# Data items
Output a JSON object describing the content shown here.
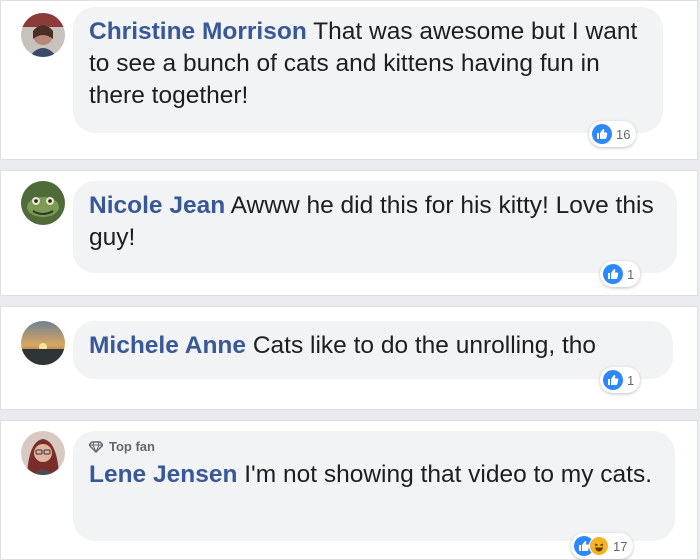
{
  "comments": [
    {
      "author": "Christine Morrison",
      "text": "That was awesome but I want to see a bunch of cats and kittens having fun in there together!",
      "reactions": {
        "types": [
          "like"
        ],
        "count": "16"
      },
      "top_fan": false
    },
    {
      "author": "Nicole Jean",
      "text": "Awww he did this for his kitty! Love this guy!",
      "reactions": {
        "types": [
          "like"
        ],
        "count": "1"
      },
      "top_fan": false
    },
    {
      "author": "Michele Anne",
      "text": "Cats like to do the unrolling, tho",
      "reactions": {
        "types": [
          "like"
        ],
        "count": "1"
      },
      "top_fan": false
    },
    {
      "author": "Lene Jensen",
      "text": "I'm not showing that video to my cats.",
      "reactions": {
        "types": [
          "like",
          "haha"
        ],
        "count": "17"
      },
      "top_fan": true,
      "badge_label": "Top fan"
    }
  ],
  "colors": {
    "author": "#385898",
    "like": "#2d88ff",
    "haha": "#f7b125",
    "bubble": "#f2f3f5"
  }
}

# PROBLEM TO WORK ON
Omit the pictures, and quote the material above exactly as given.

# FINAL RESULT
Output a JSON object describing the content shown here.
{
  "comments": [
    {
      "author": "Christine Morrison",
      "text": "That was awesome but I want to see a bunch of cats and kittens having fun in there together!",
      "reactions": {
        "types": [
          "like"
        ],
        "count": "16"
      },
      "top_fan": false
    },
    {
      "author": "Nicole Jean",
      "text": "Awww he did this for his kitty! Love this guy!",
      "reactions": {
        "types": [
          "like"
        ],
        "count": "1"
      },
      "top_fan": false
    },
    {
      "author": "Michele Anne",
      "text": "Cats like to do the unrolling, tho",
      "reactions": {
        "types": [
          "like"
        ],
        "count": "1"
      },
      "top_fan": false
    },
    {
      "author": "Lene Jensen",
      "text": "I'm not showing that video to my cats.",
      "reactions": {
        "types": [
          "like",
          "haha"
        ],
        "count": "17"
      },
      "top_fan": true,
      "badge_label": "Top fan"
    }
  ],
  "colors": {
    "author": "#385898",
    "like": "#2d88ff",
    "haha": "#f7b125",
    "bubble": "#f2f3f5"
  }
}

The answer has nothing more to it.